▶ **EXERCISE DETAILS**: Pick out each line in these entries that contains the string "Training".

(Data entries)
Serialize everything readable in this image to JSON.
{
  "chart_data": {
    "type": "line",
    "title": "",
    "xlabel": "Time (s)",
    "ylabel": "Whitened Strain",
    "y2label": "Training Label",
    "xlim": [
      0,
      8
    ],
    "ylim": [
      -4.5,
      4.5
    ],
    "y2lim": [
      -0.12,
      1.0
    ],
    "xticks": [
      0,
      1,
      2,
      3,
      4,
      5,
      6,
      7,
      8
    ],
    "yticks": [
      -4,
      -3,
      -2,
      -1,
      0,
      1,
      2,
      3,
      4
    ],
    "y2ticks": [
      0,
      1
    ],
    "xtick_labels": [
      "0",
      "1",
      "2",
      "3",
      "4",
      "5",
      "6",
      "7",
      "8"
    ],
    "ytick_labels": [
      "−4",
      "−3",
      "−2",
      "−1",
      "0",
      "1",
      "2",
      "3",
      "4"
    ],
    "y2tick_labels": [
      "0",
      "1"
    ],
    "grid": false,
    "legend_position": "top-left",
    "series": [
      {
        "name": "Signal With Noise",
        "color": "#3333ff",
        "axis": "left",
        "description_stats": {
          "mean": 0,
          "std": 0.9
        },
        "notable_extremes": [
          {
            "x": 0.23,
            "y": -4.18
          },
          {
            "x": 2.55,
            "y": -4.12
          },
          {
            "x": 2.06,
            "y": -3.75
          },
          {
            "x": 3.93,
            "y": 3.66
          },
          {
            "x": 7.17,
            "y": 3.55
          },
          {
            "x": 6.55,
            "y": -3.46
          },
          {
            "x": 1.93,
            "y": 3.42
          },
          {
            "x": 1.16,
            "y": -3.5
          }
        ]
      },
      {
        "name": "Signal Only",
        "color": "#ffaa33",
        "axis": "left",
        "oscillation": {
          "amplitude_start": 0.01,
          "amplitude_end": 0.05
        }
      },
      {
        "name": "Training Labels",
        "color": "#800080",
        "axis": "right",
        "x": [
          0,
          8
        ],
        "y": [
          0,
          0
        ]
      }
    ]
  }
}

▶ **FINAL RESULT**:
    "y2label": "Training Label",
        "name": "Training Labels",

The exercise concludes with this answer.